-- Start Recorded information --

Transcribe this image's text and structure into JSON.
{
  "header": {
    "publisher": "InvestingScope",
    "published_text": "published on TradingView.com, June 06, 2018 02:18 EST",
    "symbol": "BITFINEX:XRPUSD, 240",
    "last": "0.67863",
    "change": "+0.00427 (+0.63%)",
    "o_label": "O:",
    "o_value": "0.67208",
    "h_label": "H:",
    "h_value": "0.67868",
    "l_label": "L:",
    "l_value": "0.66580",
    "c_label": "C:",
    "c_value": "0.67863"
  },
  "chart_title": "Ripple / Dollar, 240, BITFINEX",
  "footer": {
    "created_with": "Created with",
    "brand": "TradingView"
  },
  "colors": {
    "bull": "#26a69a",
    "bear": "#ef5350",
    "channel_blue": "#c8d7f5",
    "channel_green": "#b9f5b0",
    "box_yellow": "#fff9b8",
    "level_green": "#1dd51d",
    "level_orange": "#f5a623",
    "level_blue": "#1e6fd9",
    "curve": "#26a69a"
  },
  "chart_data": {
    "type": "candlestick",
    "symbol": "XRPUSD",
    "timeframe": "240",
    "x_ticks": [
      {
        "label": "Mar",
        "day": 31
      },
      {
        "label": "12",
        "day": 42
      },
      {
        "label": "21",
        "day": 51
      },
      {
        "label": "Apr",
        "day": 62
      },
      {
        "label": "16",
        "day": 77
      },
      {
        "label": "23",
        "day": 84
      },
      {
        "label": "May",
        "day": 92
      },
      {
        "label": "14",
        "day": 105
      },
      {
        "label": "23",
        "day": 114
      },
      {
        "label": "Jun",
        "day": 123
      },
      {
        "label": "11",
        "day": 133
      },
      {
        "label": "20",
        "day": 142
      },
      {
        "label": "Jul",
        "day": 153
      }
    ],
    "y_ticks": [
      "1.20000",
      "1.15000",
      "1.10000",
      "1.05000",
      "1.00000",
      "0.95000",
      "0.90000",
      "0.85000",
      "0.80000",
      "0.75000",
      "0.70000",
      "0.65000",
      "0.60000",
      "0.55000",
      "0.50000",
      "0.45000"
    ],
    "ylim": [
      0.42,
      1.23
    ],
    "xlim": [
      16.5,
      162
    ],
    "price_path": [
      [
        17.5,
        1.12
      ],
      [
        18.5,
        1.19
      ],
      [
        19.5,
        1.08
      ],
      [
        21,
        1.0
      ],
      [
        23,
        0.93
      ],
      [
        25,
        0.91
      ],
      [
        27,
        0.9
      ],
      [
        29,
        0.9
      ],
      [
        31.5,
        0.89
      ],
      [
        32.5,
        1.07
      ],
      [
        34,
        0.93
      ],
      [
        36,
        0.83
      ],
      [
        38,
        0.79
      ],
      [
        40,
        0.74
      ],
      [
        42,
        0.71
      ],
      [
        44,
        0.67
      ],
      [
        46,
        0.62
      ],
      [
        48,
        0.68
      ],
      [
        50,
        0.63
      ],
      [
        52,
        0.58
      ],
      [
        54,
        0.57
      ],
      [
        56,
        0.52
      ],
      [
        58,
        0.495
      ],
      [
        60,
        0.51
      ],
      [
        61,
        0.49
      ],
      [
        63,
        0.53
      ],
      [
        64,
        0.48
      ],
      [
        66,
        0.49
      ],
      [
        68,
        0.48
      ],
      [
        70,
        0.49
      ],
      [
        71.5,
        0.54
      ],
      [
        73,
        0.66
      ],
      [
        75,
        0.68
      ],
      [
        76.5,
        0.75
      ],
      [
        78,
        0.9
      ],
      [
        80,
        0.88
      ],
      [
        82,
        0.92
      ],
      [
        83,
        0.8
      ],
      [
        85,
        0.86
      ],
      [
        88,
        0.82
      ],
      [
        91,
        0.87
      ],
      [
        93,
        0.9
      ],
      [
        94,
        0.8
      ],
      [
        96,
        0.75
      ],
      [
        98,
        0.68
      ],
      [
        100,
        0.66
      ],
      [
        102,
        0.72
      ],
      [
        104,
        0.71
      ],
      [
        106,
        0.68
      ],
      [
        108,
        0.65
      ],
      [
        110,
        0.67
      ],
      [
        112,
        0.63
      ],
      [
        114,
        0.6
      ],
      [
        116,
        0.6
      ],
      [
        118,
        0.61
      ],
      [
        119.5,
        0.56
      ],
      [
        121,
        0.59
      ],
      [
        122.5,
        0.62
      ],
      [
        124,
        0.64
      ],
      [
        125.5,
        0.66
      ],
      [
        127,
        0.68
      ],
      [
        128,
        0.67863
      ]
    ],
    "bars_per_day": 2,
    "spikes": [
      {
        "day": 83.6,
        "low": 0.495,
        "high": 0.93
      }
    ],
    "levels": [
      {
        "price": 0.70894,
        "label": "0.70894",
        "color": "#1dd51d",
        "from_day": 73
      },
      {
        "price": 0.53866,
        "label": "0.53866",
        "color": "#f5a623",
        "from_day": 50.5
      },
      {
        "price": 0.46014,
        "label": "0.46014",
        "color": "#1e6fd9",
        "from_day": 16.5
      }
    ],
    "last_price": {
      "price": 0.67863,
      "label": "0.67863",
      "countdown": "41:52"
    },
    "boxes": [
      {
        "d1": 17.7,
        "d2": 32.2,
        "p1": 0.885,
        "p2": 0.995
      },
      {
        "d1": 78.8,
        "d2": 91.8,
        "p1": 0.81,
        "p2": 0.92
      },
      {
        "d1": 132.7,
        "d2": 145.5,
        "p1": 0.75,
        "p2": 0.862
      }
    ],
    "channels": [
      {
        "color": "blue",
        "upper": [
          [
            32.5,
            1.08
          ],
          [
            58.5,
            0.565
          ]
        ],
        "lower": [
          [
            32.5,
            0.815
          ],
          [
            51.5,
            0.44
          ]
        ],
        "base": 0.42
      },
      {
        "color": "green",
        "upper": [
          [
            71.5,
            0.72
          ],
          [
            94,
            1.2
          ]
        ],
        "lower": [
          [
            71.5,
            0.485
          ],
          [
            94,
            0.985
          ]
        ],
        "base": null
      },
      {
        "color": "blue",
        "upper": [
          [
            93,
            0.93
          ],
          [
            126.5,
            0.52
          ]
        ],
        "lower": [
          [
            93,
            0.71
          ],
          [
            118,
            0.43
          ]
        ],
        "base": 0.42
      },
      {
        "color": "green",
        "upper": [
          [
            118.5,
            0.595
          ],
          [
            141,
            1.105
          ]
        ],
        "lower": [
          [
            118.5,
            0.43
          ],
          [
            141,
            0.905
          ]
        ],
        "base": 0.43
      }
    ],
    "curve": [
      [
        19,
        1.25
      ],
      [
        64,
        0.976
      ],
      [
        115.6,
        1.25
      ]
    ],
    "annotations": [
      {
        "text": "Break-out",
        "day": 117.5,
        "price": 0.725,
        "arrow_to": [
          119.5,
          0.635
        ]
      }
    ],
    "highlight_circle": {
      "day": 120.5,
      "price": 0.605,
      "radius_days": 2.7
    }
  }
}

-- End Recorded information --

(Given request)
Using the data above, return each line exactly as written.

(Exercise output)
Transcribe this image's text and structure into JSON.
{
  "header": {
    "publisher": "InvestingScope",
    "published_text": "published on TradingView.com, June 06, 2018 02:18 EST",
    "symbol": "BITFINEX:XRPUSD, 240",
    "last": "0.67863",
    "change": "+0.00427 (+0.63%)",
    "o_label": "O:",
    "o_value": "0.67208",
    "h_label": "H:",
    "h_value": "0.67868",
    "l_label": "L:",
    "l_value": "0.66580",
    "c_label": "C:",
    "c_value": "0.67863"
  },
  "chart_title": "Ripple / Dollar, 240, BITFINEX",
  "footer": {
    "created_with": "Created with",
    "brand": "TradingView"
  },
  "colors": {
    "bull": "#26a69a",
    "bear": "#ef5350",
    "channel_blue": "#c8d7f5",
    "channel_green": "#b9f5b0",
    "box_yellow": "#fff9b8",
    "level_green": "#1dd51d",
    "level_orange": "#f5a623",
    "level_blue": "#1e6fd9",
    "curve": "#26a69a"
  },
  "chart_data": {
    "type": "candlestick",
    "symbol": "XRPUSD",
    "timeframe": "240",
    "x_ticks": [
      {
        "label": "Mar",
        "day": 31
      },
      {
        "label": "12",
        "day": 42
      },
      {
        "label": "21",
        "day": 51
      },
      {
        "label": "Apr",
        "day": 62
      },
      {
        "label": "16",
        "day": 77
      },
      {
        "label": "23",
        "day": 84
      },
      {
        "label": "May",
        "day": 92
      },
      {
        "label": "14",
        "day": 105
      },
      {
        "label": "23",
        "day": 114
      },
      {
        "label": "Jun",
        "day": 123
      },
      {
        "label": "11",
        "day": 133
      },
      {
        "label": "20",
        "day": 142
      },
      {
        "label": "Jul",
        "day": 153
      }
    ],
    "y_ticks": [
      "1.20000",
      "1.15000",
      "1.10000",
      "1.05000",
      "1.00000",
      "0.95000",
      "0.90000",
      "0.85000",
      "0.80000",
      "0.75000",
      "0.70000",
      "0.65000",
      "0.60000",
      "0.55000",
      "0.50000",
      "0.45000"
    ],
    "ylim": [
      0.42,
      1.23
    ],
    "xlim": [
      16.5,
      162
    ],
    "price_path": [
      [
        17.5,
        1.12
      ],
      [
        18.5,
        1.19
      ],
      [
        19.5,
        1.08
      ],
      [
        21,
        1.0
      ],
      [
        23,
        0.93
      ],
      [
        25,
        0.91
      ],
      [
        27,
        0.9
      ],
      [
        29,
        0.9
      ],
      [
        31.5,
        0.89
      ],
      [
        32.5,
        1.07
      ],
      [
        34,
        0.93
      ],
      [
        36,
        0.83
      ],
      [
        38,
        0.79
      ],
      [
        40,
        0.74
      ],
      [
        42,
        0.71
      ],
      [
        44,
        0.67
      ],
      [
        46,
        0.62
      ],
      [
        48,
        0.68
      ],
      [
        50,
        0.63
      ],
      [
        52,
        0.58
      ],
      [
        54,
        0.57
      ],
      [
        56,
        0.52
      ],
      [
        58,
        0.495
      ],
      [
        60,
        0.51
      ],
      [
        61,
        0.49
      ],
      [
        63,
        0.53
      ],
      [
        64,
        0.48
      ],
      [
        66,
        0.49
      ],
      [
        68,
        0.48
      ],
      [
        70,
        0.49
      ],
      [
        71.5,
        0.54
      ],
      [
        73,
        0.66
      ],
      [
        75,
        0.68
      ],
      [
        76.5,
        0.75
      ],
      [
        78,
        0.9
      ],
      [
        80,
        0.88
      ],
      [
        82,
        0.92
      ],
      [
        83,
        0.8
      ],
      [
        85,
        0.86
      ],
      [
        88,
        0.82
      ],
      [
        91,
        0.87
      ],
      [
        93,
        0.9
      ],
      [
        94,
        0.8
      ],
      [
        96,
        0.75
      ],
      [
        98,
        0.68
      ],
      [
        100,
        0.66
      ],
      [
        102,
        0.72
      ],
      [
        104,
        0.71
      ],
      [
        106,
        0.68
      ],
      [
        108,
        0.65
      ],
      [
        110,
        0.67
      ],
      [
        112,
        0.63
      ],
      [
        114,
        0.6
      ],
      [
        116,
        0.6
      ],
      [
        118,
        0.61
      ],
      [
        119.5,
        0.56
      ],
      [
        121,
        0.59
      ],
      [
        122.5,
        0.62
      ],
      [
        124,
        0.64
      ],
      [
        125.5,
        0.66
      ],
      [
        127,
        0.68
      ],
      [
        128,
        0.67863
      ]
    ],
    "bars_per_day": 2,
    "spikes": [
      {
        "day": 83.6,
        "low": 0.495,
        "high": 0.93
      }
    ],
    "levels": [
      {
        "price": 0.70894,
        "label": "0.70894",
        "color": "#1dd51d",
        "from_day": 73
      },
      {
        "price": 0.53866,
        "label": "0.53866",
        "color": "#f5a623",
        "from_day": 50.5
      },
      {
        "price": 0.46014,
        "label": "0.46014",
        "color": "#1e6fd9",
        "from_day": 16.5
      }
    ],
    "last_price": {
      "price": 0.67863,
      "label": "0.67863",
      "countdown": "41:52"
    },
    "boxes": [
      {
        "d1": 17.7,
        "d2": 32.2,
        "p1": 0.885,
        "p2": 0.995
      },
      {
        "d1": 78.8,
        "d2": 91.8,
        "p1": 0.81,
        "p2": 0.92
      },
      {
        "d1": 132.7,
        "d2": 145.5,
        "p1": 0.75,
        "p2": 0.862
      }
    ],
    "channels": [
      {
        "color": "blue",
        "upper": [
          [
            32.5,
            1.08
          ],
          [
            58.5,
            0.565
          ]
        ],
        "lower": [
          [
            32.5,
            0.815
          ],
          [
            51.5,
            0.44
          ]
        ],
        "base": 0.42
      },
      {
        "color": "green",
        "upper": [
          [
            71.5,
            0.72
          ],
          [
            94,
            1.2
          ]
        ],
        "lower": [
          [
            71.5,
            0.485
          ],
          [
            94,
            0.985
          ]
        ],
        "base": null
      },
      {
        "color": "blue",
        "upper": [
          [
            93,
            0.93
          ],
          [
            126.5,
            0.52
          ]
        ],
        "lower": [
          [
            93,
            0.71
          ],
          [
            118,
            0.43
          ]
        ],
        "base": 0.42
      },
      {
        "color": "green",
        "upper": [
          [
            118.5,
            0.595
          ],
          [
            141,
            1.105
          ]
        ],
        "lower": [
          [
            118.5,
            0.43
          ],
          [
            141,
            0.905
          ]
        ],
        "base": 0.43
      }
    ],
    "curve": [
      [
        19,
        1.25
      ],
      [
        64,
        0.976
      ],
      [
        115.6,
        1.25
      ]
    ],
    "annotations": [
      {
        "text": "Break-out",
        "day": 117.5,
        "price": 0.725,
        "arrow_to": [
          119.5,
          0.635
        ]
      }
    ],
    "highlight_circle": {
      "day": 120.5,
      "price": 0.605,
      "radius_days": 2.7
    }
  }
}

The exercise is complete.